Given request:
The records are to be restated in their entirety, word for word.

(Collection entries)

○ ○ ○ ○ ○ ○ ○

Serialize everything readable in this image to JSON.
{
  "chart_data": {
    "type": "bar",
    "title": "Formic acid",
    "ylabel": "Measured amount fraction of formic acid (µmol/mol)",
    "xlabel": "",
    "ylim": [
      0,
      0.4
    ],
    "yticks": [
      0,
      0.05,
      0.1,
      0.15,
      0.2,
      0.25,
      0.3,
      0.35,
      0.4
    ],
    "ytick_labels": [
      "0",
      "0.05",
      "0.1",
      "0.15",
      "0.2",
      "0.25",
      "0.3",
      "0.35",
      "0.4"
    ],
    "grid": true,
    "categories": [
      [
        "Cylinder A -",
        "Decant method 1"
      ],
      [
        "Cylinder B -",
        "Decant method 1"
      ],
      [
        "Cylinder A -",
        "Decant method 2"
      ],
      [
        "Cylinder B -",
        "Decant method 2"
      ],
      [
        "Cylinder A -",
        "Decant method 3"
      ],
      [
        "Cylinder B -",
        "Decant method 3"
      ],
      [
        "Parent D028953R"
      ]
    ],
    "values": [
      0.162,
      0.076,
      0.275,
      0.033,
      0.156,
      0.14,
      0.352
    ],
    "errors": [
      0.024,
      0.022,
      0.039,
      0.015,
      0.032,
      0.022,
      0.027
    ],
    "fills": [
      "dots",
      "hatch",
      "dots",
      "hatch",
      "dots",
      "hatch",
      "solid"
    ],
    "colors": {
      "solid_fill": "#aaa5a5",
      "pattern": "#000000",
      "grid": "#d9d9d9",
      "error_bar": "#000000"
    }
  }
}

○ ○ ○ ○ ○ ○ ○

Exercise response:
Serialize everything readable in this image to JSON.
{
  "chart_data": {
    "type": "bar",
    "title": "Formic acid",
    "ylabel": "Measured amount fraction of formic acid (µmol/mol)",
    "xlabel": "",
    "ylim": [
      0,
      0.4
    ],
    "yticks": [
      0,
      0.05,
      0.1,
      0.15,
      0.2,
      0.25,
      0.3,
      0.35,
      0.4
    ],
    "ytick_labels": [
      "0",
      "0.05",
      "0.1",
      "0.15",
      "0.2",
      "0.25",
      "0.3",
      "0.35",
      "0.4"
    ],
    "grid": true,
    "categories": [
      [
        "Cylinder A -",
        "Decant method 1"
      ],
      [
        "Cylinder B -",
        "Decant method 1"
      ],
      [
        "Cylinder A -",
        "Decant method 2"
      ],
      [
        "Cylinder B -",
        "Decant method 2"
      ],
      [
        "Cylinder A -",
        "Decant method 3"
      ],
      [
        "Cylinder B -",
        "Decant method 3"
      ],
      [
        "Parent D028953R"
      ]
    ],
    "values": [
      0.162,
      0.076,
      0.275,
      0.033,
      0.156,
      0.14,
      0.352
    ],
    "errors": [
      0.024,
      0.022,
      0.039,
      0.015,
      0.032,
      0.022,
      0.027
    ],
    "fills": [
      "dots",
      "hatch",
      "dots",
      "hatch",
      "dots",
      "hatch",
      "solid"
    ],
    "colors": {
      "solid_fill": "#aaa5a5",
      "pattern": "#000000",
      "grid": "#d9d9d9",
      "error_bar": "#000000"
    }
  }
}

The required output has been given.